WRITTEN PROBLEM A — Using the passage about Palmer, decide whether each statement below agrees with it, and answer yes or no for each, quoting the deciding words of the passage exactly. (i) In 2009 the California Court of Appeal found that the affordable housing ordinance, as applied to Palmer's project, was preempted by the Costa-Hawkins Rental Housing Act. (ii) The City settled its negligence case against Palmer for $500,000. (iii) Broadway Palace Apartments was completed in early 2017.

In 2006, Palmer applied for the Piero II, a mixed-use project, and requested that the City waive the affordable housing requirements. The City denied the waiver and Palmer sued it (Palmer/Sixth Street Properties LP v. City of Los Angeles), claiming the City's affordable housing zoning requirements in the Central City West specific plan violated the Costa-Hawkins Act. In 2009, the California Court of Appeal ruled that "as applied to Palmer's proposed project, the affordable housing ordinance conflicts with and is preempted by the vacancy decontrol provisions of the Costa-Hawkins Rental Housing Act."

The City later sued Palmer for negligence after another development, the Da Vinci, intentionally set fire by an arsonist currently in jail, damaged the adjacent freeway and a nearby city government building, eventually settling the case for $400,000.

Palmer's most recent building, Broadway Palace Apartments, was completed in early 2017. Broadway Palace Apartments is designed in the Beaux-Arts style with a plaster and cast concrete ground level and top story, separated from the terracotta brick middle stories by string courses, moldings and changes in materials. Notable features include arched openings along the top story, dentils, brackets, pilasters and capitals. The facade fenestration and articulation resembles the historic 1920s-era buildings located on Broadway but different enough to appear new.

Palmer has clashed with local government officials and activists, in part due to criticism of the style of his apartment buildings. Councilman Ed Reyes also criticized Palmer for the accidental destruction of an 1887 Victorian-style building. In 2015, Eddie Kim of the Los Angeles Downtown News described Palmer as both the "most prolific" and "most controversial" developer in downtown Los Angeles.

Palmer, a strong opponent of mandatory affordable housing requirements for real estate development, appears in the Paradise Papers in connection with a Bermuda offshore company to hold the registration for his private jet, which is done for security and maintenance reasons, yet he still pays the required California assesses property taxes on aircraft, which Bermuda does not.

Palmer is worth an estimated US$3 billion.

==Political activities==
In 1991, Palmer paid an administrative $30,000 fine after being accused of money-laundering campaign contributions in order to prevent the incorporation of Santa Clarita. Palmer donated $500,000 to Mitt Romney's 2012 presidential campaign, and $2 million to Rebuilding America Now political action committee (PAC) during Donald Trump's presidential campaign. Palmer has also donated to American Crossroads, the Republican National Committee, and the National Republican Congressional Committee. GH Palmer & Associates contributed $5,005,400 to the 2016 Trump campaign. On September 17, 2019, Palmer hosted a fundraiser with President Trump at Palmer's home.

In 2020, Palmer was selected by President Trump to participate in the Great American Economic Revival Industry Groups. Palmer was a major financier of the 2021 California gubernatorial recall election, contributing $1.2 million to the campaign to recall Gavin Newsom and supporting radio host Larry Elder to replace him.

==Personal life==
Palmer is married to Anne Emerich, who was born in Paris, and they have a son. In 2016, Palmer and his family were living in Burton E. Green's former residence in Beverly Hills, California, with another property in Saint-Tropez, France. Palmer plays competitive polo.

==Philanthropy==
He is a trustee of the Los Angeles County Museum of Art (LACMA). He is a contributor to the Pepperdine School of Law and has endowed The Geoffrey H. Palmer Center for Entrepreneurship and the Law.

MATERIAL SHOWN —
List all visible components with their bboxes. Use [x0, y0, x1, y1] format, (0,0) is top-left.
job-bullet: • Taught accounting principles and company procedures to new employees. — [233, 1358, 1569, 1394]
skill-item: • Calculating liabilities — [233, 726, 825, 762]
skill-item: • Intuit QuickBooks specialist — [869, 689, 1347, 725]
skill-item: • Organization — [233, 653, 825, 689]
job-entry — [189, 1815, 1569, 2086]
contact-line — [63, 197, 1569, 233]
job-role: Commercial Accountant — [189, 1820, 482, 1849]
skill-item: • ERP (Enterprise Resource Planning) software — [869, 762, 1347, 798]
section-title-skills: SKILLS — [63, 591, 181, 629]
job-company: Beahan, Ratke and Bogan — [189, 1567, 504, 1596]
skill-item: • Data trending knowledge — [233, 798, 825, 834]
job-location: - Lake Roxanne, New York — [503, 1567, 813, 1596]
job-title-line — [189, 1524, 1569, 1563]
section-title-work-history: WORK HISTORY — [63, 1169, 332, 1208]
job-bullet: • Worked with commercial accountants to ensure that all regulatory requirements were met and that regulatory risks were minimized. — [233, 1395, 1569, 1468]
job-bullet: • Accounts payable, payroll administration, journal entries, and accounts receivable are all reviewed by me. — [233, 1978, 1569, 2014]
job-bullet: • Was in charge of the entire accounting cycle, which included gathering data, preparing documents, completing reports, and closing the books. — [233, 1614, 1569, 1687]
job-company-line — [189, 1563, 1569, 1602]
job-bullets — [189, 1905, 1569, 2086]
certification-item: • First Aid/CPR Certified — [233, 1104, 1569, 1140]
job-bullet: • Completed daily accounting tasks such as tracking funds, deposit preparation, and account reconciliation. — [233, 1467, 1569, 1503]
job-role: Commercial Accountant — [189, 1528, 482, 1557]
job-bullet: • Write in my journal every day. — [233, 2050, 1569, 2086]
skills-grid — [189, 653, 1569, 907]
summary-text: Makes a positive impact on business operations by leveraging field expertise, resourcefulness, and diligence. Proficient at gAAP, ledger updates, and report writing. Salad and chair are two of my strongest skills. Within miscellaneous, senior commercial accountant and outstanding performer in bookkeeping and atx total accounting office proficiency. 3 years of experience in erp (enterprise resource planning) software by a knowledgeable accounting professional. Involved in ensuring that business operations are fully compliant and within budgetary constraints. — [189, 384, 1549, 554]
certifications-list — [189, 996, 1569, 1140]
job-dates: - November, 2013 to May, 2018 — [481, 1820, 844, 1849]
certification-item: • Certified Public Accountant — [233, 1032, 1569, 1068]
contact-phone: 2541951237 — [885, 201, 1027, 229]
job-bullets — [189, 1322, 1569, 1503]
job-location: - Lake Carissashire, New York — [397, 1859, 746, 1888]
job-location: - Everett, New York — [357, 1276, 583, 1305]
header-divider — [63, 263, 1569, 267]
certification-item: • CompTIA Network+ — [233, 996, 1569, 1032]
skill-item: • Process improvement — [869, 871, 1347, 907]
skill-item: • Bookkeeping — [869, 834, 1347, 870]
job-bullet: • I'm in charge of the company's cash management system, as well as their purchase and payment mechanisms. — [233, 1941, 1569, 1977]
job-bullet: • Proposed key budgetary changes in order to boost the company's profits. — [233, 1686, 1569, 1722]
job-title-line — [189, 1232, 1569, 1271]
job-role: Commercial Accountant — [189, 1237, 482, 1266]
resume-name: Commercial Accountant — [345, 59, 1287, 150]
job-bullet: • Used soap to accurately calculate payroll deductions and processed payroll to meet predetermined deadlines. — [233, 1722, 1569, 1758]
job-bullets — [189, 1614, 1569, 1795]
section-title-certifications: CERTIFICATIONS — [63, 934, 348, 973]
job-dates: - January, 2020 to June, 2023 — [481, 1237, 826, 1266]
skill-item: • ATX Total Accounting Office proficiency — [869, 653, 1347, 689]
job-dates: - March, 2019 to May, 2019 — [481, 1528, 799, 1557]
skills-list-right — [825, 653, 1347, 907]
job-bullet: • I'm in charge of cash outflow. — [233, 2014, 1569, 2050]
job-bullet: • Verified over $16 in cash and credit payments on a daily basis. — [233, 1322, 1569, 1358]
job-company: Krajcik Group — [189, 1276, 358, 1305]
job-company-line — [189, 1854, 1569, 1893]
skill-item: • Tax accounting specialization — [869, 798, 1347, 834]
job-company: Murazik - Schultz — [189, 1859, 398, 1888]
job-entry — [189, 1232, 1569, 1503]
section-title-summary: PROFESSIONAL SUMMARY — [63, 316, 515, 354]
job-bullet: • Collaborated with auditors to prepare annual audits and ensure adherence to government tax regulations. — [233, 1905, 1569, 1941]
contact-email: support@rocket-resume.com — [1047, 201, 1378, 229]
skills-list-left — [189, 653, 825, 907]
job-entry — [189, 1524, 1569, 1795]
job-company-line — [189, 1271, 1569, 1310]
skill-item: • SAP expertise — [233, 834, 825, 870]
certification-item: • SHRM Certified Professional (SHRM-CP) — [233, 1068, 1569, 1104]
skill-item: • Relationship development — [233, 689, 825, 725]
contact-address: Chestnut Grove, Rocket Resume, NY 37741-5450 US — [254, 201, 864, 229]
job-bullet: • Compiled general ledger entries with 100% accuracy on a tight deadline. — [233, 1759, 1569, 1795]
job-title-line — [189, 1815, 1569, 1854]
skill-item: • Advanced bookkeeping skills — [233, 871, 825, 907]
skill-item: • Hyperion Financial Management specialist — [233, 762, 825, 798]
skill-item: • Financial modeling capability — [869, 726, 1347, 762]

WRITTEN PROBLEM B — Return the rows verbatim, from the first row through the row containing "job-bullet: • Accounts", with both ends included.

EXERCISE RESULT A —
(i) Yes: "as applied to Palmer's proposed project, the affordable housing ordinance conflicts with and is preempted by the vacancy decontrol provisions of the Costa-Hawkins Rental Housing Act."
(ii) No: "eventually settling the case for $400,000."
(iii) Yes: "Palmer's most recent building, Broadway Palace Apartments, was completed in early 2017."

EXERCISE RESULT B —
List all visible components with their bboxes. Use [x0, y0, x1, y1] format, (0,0) is top-left.
job-bullet: • Taught accounting principles and company procedures to new employees. — [233, 1358, 1569, 1394]
skill-item: • Calculating liabilities — [233, 726, 825, 762]
skill-item: • Intuit QuickBooks specialist — [869, 689, 1347, 725]
skill-item: • Organization — [233, 653, 825, 689]
job-entry — [189, 1815, 1569, 2086]
contact-line — [63, 197, 1569, 233]
job-role: Commercial Accountant — [189, 1820, 482, 1849]
skill-item: • ERP (Enterprise Resource Planning) software — [869, 762, 1347, 798]
section-title-skills: SKILLS — [63, 591, 181, 629]
job-company: Beahan, Ratke and Bogan — [189, 1567, 504, 1596]
skill-item: • Data trending knowledge — [233, 798, 825, 834]
job-location: - Lake Roxanne, New York — [503, 1567, 813, 1596]
job-title-line — [189, 1524, 1569, 1563]
section-title-work-history: WORK HISTORY — [63, 1169, 332, 1208]
job-bullet: • Worked with commercial accountants to ensure that all regulatory requirements were met and that regulatory risks were minimized. — [233, 1395, 1569, 1468]
job-bullet: • Accounts payable, payroll administration, journal entries, and accounts receivable are all reviewed by me. — [233, 1978, 1569, 2014]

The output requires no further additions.